Lesetext >>
━━━━━━━━━━
Und dennoch hat der Fall auf sehr erfreuliche Art bewiesen, daß Deutschland nach wie vor ein Rechtsstaat ist. Dazu gehört auch, daß niemand von uns gezwungen wird, in diesem Land zu leben. Wer also meint, hier würde Täterschutz über das Interesse der Opfer gestellt, findet zum Beispiel in den USA diesbezüglich geradezu paradiesische Verhältnisse. Denn dort steht nicht die Resozialisierung des Verurteilten im Vordergrund, sondern es herrscht noch immer das Prinzip Rache wie noch vor hundert Jahren. Und wie man weiß, darf "in Ausnahmefällen" natürlich auch munter gefoltert werden.
━━━━━━━━━━
Aufgabe 1 >> Kannst du aus den Zeilen der Daten nur die Zeilen von der mit "x-tick-label: 0 — [94, 354, 101, 369]" bis einschließlich der mit "y-tick-label: 0.5 — [72, 264, 90, 278]" erneut ausgeben, dabei "point" gegen "marker" tauschen und sonst nichts ändern?
Der Lesetext und die Zeilen darunter sind voneinander unabhängiges Material.
━━━━━━━━━━
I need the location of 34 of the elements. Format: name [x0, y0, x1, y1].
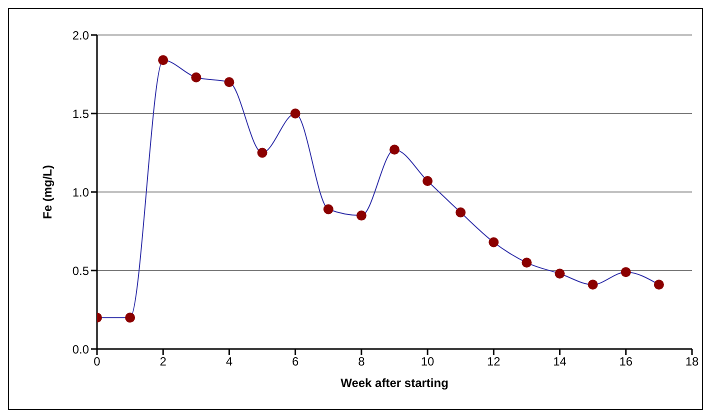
x-tick-label: 0 — [94, 354, 101, 369]
y-tick-label: 1.5 — [72, 106, 90, 121]
x-tick-label: 18 — [685, 354, 699, 369]
y-tick-label: 0.0 — [72, 342, 90, 356]
x-tick-label: 2 — [160, 354, 167, 369]
point — [390, 144, 400, 155]
x-tick-label: 12 — [486, 354, 501, 369]
y-tick-label: 0.5 — [72, 264, 90, 278]
x-tick-label: 10 — [420, 354, 435, 369]
x-tick-label: 6 — [292, 354, 299, 369]
point — [356, 210, 366, 221]
point — [554, 268, 565, 279]
point — [323, 204, 334, 214]
point — [588, 280, 598, 290]
point — [257, 148, 268, 158]
y-axis-title: Fe (mg/L) — [40, 165, 54, 219]
y-tick-label: 2.0 — [72, 28, 90, 42]
point — [620, 267, 631, 278]
point — [488, 237, 499, 248]
y-tick-label: 1.0 — [72, 185, 90, 200]
point — [224, 77, 234, 88]
point — [654, 280, 664, 290]
point — [522, 258, 532, 268]
point — [456, 207, 466, 218]
point — [158, 55, 168, 66]
x-tick-label: 16 — [619, 354, 633, 369]
x-tick-label: 8 — [358, 354, 366, 369]
x-tick-label: 4 — [226, 354, 233, 369]
point — [191, 72, 202, 82]
x-axis-title: Week after starting — [340, 376, 448, 390]
point — [422, 176, 433, 186]
x-tick-label: 14 — [553, 354, 567, 369]
point — [125, 312, 136, 323]
point — [290, 108, 300, 118]
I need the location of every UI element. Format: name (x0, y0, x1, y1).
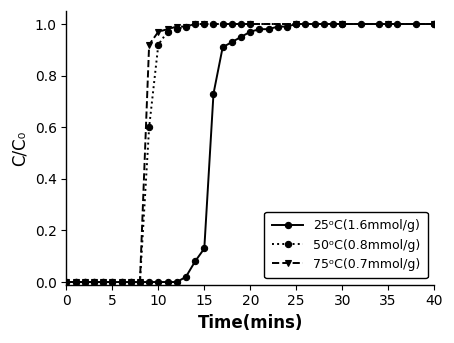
━━━━━━━━━━
Aufgabe 2 >> Wie geht der Lesetext über den Rechtsstaat in Deutschland und das Strafprinzip in den USA weiter? Schreib die Fortsetzung.

Ergebnis 1 >>
x-tick-label: 0 — [94, 354, 101, 369]
y-tick-label: 1.5 — [72, 106, 90, 121]
x-tick-label: 18 — [685, 354, 699, 369]
y-tick-label: 0.0 — [72, 342, 90, 356]
x-tick-label: 2 — [160, 354, 167, 369]
marker — [390, 144, 400, 155]
x-tick-label: 12 — [486, 354, 501, 369]
y-tick-label: 0.5 — [72, 264, 90, 278]

Ergebnis 2 >>
Vielleicht schaue ich mir die nächste Staffel von "24" doch noch an, wenn sich Jack Bauer vor Gericht für seine Taten verantworten muß. Ich liebe nämlich die patriotischen amerikanischen Justiz-Dramen, bei denen am Ende kein Zweifel darüber besteht, daß ein US-Richter immer weise und gerecht urteilt, daß das Justizsystem das beste der Welt ist und wie maßgeschneidert zu einem Staat paßt, der für alle übrigen Länder Vorbildcharakter hat.

Und damit das auch so bleibt und dieser tolle Staat nicht von den unchristlichen Schurken aus diesen islamischen Drecksländern bedroht werden kann, darf der smarte Jack Bauer halt weiterhin foltern und morden. Er tut es ja für einen guten Zweck. Er tut es für Amerika und somit für uns alle. Daher gehört der Mann auch nicht in die Abteilung Terror-Abwehr. Der Mann gehört ins Weiße Haus als nächster Präsident der Vereinigten Staaten ;-)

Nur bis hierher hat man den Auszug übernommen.